Problem to work on:
Below are records; transcribe only the line with "Read all visible content and emit it as JSON." and those after it, through the last line, without any change.

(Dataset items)

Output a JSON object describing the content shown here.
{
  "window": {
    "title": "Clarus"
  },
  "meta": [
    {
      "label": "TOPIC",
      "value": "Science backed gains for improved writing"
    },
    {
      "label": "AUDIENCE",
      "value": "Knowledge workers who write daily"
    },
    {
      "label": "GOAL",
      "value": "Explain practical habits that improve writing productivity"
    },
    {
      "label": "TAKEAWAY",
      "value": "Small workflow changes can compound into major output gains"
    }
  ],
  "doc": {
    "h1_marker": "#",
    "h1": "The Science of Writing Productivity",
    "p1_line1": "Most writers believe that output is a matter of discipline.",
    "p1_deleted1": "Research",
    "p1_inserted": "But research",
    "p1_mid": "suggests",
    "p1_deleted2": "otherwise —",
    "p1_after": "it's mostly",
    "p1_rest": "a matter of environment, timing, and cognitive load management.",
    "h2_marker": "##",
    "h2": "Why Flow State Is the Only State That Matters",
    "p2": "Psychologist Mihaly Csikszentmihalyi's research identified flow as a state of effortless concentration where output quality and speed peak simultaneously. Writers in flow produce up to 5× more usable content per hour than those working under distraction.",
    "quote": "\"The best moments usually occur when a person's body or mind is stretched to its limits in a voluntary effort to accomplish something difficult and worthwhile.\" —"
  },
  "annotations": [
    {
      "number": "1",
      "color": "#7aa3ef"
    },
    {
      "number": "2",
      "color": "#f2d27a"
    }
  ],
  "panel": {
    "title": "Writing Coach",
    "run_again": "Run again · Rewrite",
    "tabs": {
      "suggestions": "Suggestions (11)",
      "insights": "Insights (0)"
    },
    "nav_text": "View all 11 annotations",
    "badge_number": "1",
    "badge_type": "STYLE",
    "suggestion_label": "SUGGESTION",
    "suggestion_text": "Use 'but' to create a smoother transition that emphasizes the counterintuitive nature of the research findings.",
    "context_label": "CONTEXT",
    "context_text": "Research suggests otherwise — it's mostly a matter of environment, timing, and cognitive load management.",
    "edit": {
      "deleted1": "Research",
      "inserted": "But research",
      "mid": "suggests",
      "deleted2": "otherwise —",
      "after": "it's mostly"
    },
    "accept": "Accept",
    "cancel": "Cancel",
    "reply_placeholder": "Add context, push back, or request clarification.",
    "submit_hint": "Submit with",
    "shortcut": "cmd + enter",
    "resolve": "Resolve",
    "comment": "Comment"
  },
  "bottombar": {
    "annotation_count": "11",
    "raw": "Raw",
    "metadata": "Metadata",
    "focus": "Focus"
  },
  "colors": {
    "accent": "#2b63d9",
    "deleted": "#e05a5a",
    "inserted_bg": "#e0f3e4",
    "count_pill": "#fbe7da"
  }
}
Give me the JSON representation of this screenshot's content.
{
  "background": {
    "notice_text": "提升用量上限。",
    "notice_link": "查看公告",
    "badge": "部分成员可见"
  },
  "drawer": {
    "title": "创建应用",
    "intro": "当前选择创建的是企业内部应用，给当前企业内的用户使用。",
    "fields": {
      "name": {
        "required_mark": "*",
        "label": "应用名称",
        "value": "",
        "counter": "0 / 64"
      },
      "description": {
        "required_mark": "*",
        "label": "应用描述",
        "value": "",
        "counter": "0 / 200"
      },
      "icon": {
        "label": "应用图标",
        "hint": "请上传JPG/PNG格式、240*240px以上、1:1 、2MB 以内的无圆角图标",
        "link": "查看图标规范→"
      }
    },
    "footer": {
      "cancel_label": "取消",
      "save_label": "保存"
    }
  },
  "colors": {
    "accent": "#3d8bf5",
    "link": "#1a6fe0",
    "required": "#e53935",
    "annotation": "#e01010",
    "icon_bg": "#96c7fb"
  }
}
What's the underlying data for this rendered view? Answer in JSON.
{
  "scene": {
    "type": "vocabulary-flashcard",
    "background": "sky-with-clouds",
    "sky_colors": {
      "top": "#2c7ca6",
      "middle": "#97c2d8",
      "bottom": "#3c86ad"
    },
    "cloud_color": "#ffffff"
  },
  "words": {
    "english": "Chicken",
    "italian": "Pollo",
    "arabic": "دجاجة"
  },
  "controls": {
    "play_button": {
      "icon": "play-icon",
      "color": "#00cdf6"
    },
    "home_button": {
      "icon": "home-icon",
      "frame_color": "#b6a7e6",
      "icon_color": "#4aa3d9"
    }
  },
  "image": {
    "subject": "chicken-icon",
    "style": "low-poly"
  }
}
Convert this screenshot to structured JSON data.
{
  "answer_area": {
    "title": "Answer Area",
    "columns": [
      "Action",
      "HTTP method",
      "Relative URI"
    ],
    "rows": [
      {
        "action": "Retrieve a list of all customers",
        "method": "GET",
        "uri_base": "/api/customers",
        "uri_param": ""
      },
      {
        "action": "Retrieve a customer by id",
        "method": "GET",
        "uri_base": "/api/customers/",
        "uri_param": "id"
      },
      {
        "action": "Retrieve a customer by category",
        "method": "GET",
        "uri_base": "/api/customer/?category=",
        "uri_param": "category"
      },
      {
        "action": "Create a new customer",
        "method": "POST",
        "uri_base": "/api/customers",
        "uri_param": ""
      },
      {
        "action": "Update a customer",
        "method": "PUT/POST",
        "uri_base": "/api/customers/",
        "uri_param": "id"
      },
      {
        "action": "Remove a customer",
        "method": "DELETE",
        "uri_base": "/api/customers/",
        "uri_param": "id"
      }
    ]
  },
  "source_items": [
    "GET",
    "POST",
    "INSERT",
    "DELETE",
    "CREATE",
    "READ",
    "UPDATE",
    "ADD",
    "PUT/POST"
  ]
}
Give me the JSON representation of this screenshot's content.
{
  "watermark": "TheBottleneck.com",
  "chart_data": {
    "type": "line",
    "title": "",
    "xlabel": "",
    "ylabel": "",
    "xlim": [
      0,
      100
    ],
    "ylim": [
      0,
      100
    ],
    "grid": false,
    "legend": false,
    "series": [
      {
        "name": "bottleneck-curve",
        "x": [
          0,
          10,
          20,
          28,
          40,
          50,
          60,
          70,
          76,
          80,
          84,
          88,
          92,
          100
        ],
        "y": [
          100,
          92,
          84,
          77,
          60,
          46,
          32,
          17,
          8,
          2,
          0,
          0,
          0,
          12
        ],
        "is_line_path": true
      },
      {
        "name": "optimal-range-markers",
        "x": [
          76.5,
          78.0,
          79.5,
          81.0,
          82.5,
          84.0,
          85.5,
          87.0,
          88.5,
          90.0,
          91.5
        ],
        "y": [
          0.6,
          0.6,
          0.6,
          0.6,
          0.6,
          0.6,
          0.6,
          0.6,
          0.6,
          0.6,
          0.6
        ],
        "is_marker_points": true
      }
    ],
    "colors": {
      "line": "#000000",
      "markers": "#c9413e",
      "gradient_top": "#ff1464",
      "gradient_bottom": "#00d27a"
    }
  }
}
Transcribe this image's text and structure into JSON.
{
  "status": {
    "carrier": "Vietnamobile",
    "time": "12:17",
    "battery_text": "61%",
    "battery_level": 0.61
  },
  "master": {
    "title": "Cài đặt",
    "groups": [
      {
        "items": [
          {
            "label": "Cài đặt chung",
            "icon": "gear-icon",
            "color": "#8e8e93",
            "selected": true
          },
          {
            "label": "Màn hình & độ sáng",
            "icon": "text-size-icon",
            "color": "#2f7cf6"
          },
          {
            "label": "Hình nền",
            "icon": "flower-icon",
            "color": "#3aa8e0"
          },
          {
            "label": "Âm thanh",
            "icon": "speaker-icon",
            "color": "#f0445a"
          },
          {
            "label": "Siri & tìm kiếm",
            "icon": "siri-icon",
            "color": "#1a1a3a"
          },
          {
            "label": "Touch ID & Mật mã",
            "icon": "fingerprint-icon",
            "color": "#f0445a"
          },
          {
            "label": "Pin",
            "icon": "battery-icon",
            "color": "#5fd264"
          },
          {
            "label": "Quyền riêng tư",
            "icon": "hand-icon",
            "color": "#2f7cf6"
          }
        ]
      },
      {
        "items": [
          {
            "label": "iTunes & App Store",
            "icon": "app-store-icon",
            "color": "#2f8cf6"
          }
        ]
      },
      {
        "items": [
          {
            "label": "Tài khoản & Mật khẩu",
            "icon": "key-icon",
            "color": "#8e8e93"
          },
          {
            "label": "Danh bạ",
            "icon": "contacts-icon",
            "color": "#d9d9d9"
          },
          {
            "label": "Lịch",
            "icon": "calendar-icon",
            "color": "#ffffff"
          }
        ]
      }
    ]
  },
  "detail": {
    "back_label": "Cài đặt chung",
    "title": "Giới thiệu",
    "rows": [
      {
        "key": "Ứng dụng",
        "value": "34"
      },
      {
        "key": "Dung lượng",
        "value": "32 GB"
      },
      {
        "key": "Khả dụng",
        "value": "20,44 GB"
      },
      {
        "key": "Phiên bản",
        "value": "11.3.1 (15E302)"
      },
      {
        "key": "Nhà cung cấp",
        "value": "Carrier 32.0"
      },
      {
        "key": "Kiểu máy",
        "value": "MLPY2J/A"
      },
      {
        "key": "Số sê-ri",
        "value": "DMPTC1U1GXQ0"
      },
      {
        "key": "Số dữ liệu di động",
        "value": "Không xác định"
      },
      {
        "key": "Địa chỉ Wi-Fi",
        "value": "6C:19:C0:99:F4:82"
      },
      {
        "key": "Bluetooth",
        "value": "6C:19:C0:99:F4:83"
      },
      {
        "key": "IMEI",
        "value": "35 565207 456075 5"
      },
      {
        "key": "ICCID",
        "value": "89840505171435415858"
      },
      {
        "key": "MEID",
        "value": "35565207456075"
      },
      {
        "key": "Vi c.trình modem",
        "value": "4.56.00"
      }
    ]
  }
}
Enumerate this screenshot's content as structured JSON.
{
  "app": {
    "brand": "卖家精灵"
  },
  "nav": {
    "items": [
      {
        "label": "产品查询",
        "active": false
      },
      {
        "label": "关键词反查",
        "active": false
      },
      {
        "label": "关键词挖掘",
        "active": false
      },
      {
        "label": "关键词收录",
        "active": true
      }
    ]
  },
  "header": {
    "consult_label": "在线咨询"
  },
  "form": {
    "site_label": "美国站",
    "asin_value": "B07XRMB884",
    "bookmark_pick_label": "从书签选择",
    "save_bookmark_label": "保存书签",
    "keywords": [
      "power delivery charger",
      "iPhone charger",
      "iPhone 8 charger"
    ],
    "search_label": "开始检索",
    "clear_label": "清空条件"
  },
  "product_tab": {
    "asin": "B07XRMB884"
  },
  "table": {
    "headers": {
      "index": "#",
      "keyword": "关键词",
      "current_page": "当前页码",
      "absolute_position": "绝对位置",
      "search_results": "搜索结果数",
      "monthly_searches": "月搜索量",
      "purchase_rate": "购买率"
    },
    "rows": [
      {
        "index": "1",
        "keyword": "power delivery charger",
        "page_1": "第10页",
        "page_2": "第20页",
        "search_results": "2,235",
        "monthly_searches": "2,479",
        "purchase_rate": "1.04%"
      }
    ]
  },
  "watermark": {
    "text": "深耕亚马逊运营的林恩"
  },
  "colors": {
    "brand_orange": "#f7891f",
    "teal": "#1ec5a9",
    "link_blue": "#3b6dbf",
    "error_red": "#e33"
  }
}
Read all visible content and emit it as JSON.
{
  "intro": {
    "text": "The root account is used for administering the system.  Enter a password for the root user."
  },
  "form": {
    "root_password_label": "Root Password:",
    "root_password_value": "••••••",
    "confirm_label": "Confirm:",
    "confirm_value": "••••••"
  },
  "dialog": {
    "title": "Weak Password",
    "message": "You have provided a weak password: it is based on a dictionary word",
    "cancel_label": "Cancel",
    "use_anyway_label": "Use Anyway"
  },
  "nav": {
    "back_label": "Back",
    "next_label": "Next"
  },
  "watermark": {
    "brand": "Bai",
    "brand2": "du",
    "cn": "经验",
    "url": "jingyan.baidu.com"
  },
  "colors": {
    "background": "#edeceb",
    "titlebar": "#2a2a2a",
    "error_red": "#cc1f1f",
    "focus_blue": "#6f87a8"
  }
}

Exercise result:
Read all visible content and emit it as JSON.
{
  "intro": {
    "text": "The root account is used for administering the system.  Enter a password for the root user."
  },
  "form": {
    "root_password_label": "Root Password:",
    "root_password_value": "••••••",
    "confirm_label": "Confirm:",
    "confirm_value": "••••••"
  },
  "dialog": {
    "title": "Weak Password",
    "message": "You have provided a weak password: it is based on a dictionary word",
    "cancel_label": "Cancel",
    "use_anyway_label": "Use Anyway"
  },
  "nav": {
    "back_label": "Back",
    "next_label": "Next"
  },
  "watermark": {
    "brand": "Bai",
    "brand2": "du",
    "cn": "经验",
    "url": "jingyan.baidu.com"
  },
  "colors": {
    "background": "#edeceb",
    "titlebar": "#2a2a2a",
    "error_red": "#cc1f1f",
    "focus_blue": "#6f87a8"
  }
}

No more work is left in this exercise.